====== AVAILABLE DATA ======

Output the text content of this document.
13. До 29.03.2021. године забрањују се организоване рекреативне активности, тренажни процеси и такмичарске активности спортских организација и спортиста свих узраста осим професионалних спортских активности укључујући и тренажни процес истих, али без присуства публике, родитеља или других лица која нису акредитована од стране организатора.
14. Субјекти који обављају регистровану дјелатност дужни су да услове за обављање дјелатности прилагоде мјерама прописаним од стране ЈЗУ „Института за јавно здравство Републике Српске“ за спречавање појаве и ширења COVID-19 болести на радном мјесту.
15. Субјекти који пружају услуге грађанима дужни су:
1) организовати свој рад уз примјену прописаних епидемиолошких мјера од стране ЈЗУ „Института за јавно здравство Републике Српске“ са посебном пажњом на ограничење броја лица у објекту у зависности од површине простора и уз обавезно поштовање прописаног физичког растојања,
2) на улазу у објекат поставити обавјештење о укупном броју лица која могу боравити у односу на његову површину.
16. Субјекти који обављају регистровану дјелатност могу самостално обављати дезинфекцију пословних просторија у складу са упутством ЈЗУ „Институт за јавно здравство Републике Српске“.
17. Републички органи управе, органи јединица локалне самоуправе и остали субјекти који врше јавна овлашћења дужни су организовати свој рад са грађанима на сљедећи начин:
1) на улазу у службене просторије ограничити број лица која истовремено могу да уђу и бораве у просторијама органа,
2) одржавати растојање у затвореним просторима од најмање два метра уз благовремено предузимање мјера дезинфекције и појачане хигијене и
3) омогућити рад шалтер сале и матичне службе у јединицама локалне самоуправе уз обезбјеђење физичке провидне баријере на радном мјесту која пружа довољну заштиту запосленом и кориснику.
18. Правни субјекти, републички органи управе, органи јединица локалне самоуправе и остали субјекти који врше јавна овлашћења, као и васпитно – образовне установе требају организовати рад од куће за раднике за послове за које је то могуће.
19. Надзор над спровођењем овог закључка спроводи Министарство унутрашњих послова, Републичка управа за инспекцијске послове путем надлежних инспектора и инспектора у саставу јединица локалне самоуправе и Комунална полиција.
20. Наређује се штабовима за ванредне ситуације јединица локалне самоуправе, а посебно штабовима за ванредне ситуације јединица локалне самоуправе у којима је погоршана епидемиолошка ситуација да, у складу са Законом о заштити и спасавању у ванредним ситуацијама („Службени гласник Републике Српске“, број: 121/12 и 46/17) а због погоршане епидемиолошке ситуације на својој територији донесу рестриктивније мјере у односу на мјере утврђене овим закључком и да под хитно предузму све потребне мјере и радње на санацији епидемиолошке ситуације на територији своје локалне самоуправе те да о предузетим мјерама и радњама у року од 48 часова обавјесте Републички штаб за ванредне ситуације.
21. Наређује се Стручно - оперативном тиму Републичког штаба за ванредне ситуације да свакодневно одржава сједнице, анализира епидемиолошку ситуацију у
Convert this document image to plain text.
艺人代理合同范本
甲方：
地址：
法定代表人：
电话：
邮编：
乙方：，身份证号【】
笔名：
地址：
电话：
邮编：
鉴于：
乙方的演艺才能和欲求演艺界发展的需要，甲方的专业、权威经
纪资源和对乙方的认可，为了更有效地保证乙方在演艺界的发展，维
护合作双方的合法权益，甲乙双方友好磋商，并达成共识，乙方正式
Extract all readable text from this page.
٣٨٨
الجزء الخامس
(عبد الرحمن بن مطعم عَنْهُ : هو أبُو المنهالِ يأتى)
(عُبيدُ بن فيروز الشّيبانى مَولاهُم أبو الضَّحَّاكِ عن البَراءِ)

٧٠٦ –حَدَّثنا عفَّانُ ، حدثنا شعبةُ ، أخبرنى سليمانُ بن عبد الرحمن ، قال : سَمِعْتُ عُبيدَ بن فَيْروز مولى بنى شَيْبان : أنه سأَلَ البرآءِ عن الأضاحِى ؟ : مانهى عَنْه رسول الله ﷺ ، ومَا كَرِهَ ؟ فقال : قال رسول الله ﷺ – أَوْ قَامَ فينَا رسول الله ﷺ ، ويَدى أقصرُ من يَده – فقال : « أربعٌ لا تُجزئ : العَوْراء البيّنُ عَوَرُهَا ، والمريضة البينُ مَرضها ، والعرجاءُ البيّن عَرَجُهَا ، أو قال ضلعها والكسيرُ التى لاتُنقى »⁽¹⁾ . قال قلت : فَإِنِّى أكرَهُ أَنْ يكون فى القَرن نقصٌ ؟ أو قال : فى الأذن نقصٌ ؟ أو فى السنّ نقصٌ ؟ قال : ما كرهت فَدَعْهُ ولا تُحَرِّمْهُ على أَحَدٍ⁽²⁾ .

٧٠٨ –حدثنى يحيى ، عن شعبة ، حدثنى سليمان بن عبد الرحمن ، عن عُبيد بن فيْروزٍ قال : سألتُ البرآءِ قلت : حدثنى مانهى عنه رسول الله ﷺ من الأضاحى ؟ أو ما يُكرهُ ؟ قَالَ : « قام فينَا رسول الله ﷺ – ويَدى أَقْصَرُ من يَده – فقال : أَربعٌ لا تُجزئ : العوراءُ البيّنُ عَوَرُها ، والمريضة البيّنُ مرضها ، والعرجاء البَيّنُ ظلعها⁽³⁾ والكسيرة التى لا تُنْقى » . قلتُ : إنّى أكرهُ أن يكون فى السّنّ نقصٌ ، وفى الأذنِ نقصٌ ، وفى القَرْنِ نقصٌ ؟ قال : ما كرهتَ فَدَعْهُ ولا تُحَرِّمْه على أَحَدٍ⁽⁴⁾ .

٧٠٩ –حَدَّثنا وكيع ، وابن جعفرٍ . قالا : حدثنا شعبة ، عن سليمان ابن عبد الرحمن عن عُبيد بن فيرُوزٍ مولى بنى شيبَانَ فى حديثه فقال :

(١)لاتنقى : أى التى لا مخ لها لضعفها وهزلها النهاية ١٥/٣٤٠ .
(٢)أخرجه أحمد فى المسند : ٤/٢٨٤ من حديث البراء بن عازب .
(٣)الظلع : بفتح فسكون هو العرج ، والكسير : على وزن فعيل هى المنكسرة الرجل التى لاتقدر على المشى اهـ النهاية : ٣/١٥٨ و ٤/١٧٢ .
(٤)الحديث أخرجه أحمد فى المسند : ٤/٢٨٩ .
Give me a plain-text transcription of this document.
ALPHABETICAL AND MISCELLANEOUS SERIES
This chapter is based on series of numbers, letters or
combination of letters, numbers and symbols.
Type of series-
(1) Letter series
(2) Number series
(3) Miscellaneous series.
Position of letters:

======

Track down all lines above with the string "المسند" and copy them.

(٢)أخرجه أحمد فى المسند : ٤/٢٨٤ من حديث البراء بن عازب .
(٤)الحديث أخرجه أحمد فى المسند : ٤/٢٨٩ .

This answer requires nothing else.